## START
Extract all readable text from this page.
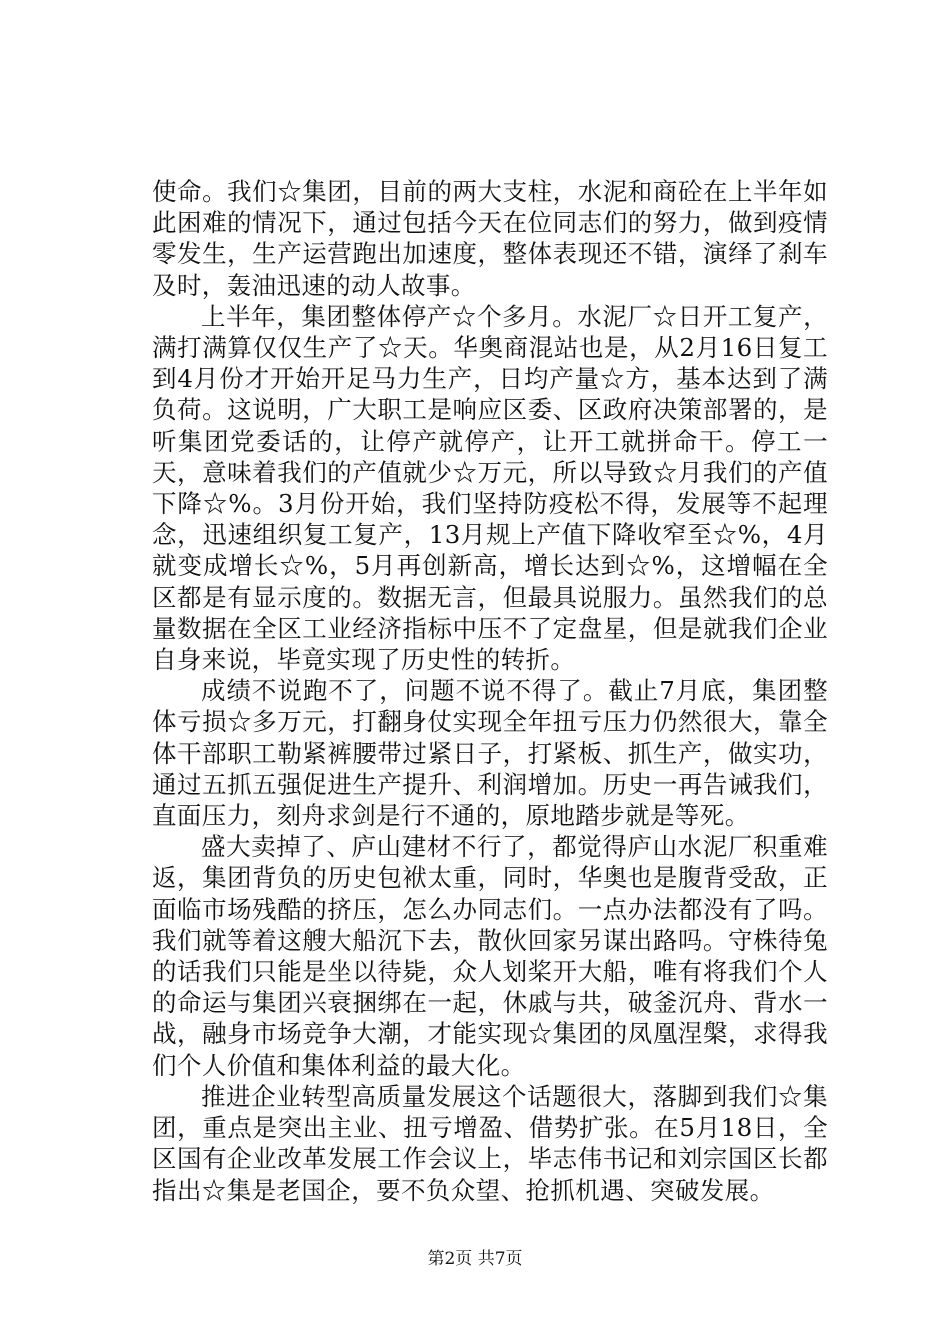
使命。我们☆集团，目前的两大支柱，水泥和商砼在上半年如此困难的情况下，通过包括今天在位同志们的努力，做到疫情零发生，生产运营跑出加速度，整体表现还不错，演绎了刹车及时，轰油迅速的动人故事。

上半年，集团整体停产☆个多月。水泥厂☆日开工复产，满打满算仅仅生产了☆天。华奥商混站也是，从2月16日复工到4月份才开始开足马力生产，日均产量☆方，基本达到了满负荷。这说明，广大职工是响应区委、区政府决策部署的，是听集团党委话的，让停产就停产，让开工就拼命干。停工一天，意味着我们的产值就少☆万元，所以导致☆月我们的产值下降☆%。3月份开始，我们坚持防疫松不得，发展等不起理念，迅速组织复工复产，13月规上产值下降收窄至☆%，4月就变成增长☆%，5月再创新高，增长达到☆%，这增幅在全区都是有显示度的。数据无言，但最具说服力。虽然我们的总量数据在全区工业经济指标中压不了定盘星，但是就我们企业自身来说，毕竟实现了历史性的转折。

成绩不说跑不了，问题不说不得了。截止7月底，集团整体亏损☆多万元，打翻身仗实现全年扭亏压力仍然很大，靠全体干部职工勒紧裤腰带过紧日子，打紧板、抓生产，做实功，通过五抓五强促进生产提升、利润增加。历史一再告诫我们，直面压力，刻舟求剑是行不通的，原地踏步就是等死。

盛大卖掉了、庐山建材不行了，都觉得庐山水泥厂积重难返，集团背负的历史包袱太重，同时，华奥也是腹背受敌，正面临市场残酷的挤压，怎么办同志们。一点办法都没有了吗。我们就等着这艘大船沉下去，散伙回家另谋出路吗。守株待兔的话我们只能是坐以待毙，众人划桨开大船，唯有将我们个人的命运与集团兴衰捆绑在一起，休戚与共，破釜沉舟、背水一战，融身市场竞争大潮，才能实现☆集团的凤凰涅槃，求得我们个人价值和集体利益的最大化。

推进企业转型高质量发展这个话题很大，落脚到我们☆集团，重点是突出主业、扭亏增盈、借势扩张。在5月18日，全区国有企业改革发展工作会议上，毕志伟书记和刘宗国区长都指出☆集是老国企，要不负众望、抢抓机遇、突破发展。

第2页 共7页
## END
Task statement: Using the records above, output their complete text exactly, minus any images.

Exercise response:
Extract all readable text from this page.
使命。我们☆集团，目前的两大支柱，水泥和商砼在上半年如此困难的情况下，通过包括今天在位同志们的努力，做到疫情零发生，生产运营跑出加速度，整体表现还不错，演绎了刹车及时，轰油迅速的动人故事。

上半年，集团整体停产☆个多月。水泥厂☆日开工复产，满打满算仅仅生产了☆天。华奥商混站也是，从2月16日复工到4月份才开始开足马力生产，日均产量☆方，基本达到了满负荷。这说明，广大职工是响应区委、区政府决策部署的，是听集团党委话的，让停产就停产，让开工就拼命干。停工一天，意味着我们的产值就少☆万元，所以导致☆月我们的产值下降☆%。3月份开始，我们坚持防疫松不得，发展等不起理念，迅速组织复工复产，13月规上产值下降收窄至☆%，4月就变成增长☆%，5月再创新高，增长达到☆%，这增幅在全区都是有显示度的。数据无言，但最具说服力。虽然我们的总量数据在全区工业经济指标中压不了定盘星，但是就我们企业自身来说，毕竟实现了历史性的转折。

成绩不说跑不了，问题不说不得了。截止7月底，集团整体亏损☆多万元，打翻身仗实现全年扭亏压力仍然很大，靠全体干部职工勒紧裤腰带过紧日子，打紧板、抓生产，做实功，通过五抓五强促进生产提升、利润增加。历史一再告诫我们，直面压力，刻舟求剑是行不通的，原地踏步就是等死。

盛大卖掉了、庐山建材不行了，都觉得庐山水泥厂积重难返，集团背负的历史包袱太重，同时，华奥也是腹背受敌，正面临市场残酷的挤压，怎么办同志们。一点办法都没有了吗。我们就等着这艘大船沉下去，散伙回家另谋出路吗。守株待兔的话我们只能是坐以待毙，众人划桨开大船，唯有将我们个人的命运与集团兴衰捆绑在一起，休戚与共，破釜沉舟、背水一战，融身市场竞争大潮，才能实现☆集团的凤凰涅槃，求得我们个人价值和集体利益的最大化。

推进企业转型高质量发展这个话题很大，落脚到我们☆集团，重点是突出主业、扭亏增盈、借势扩张。在5月18日，全区国有企业改革发展工作会议上，毕志伟书记和刘宗国区长都指出☆集是老国企，要不负众望、抢抓机遇、突破发展。

第2页 共7页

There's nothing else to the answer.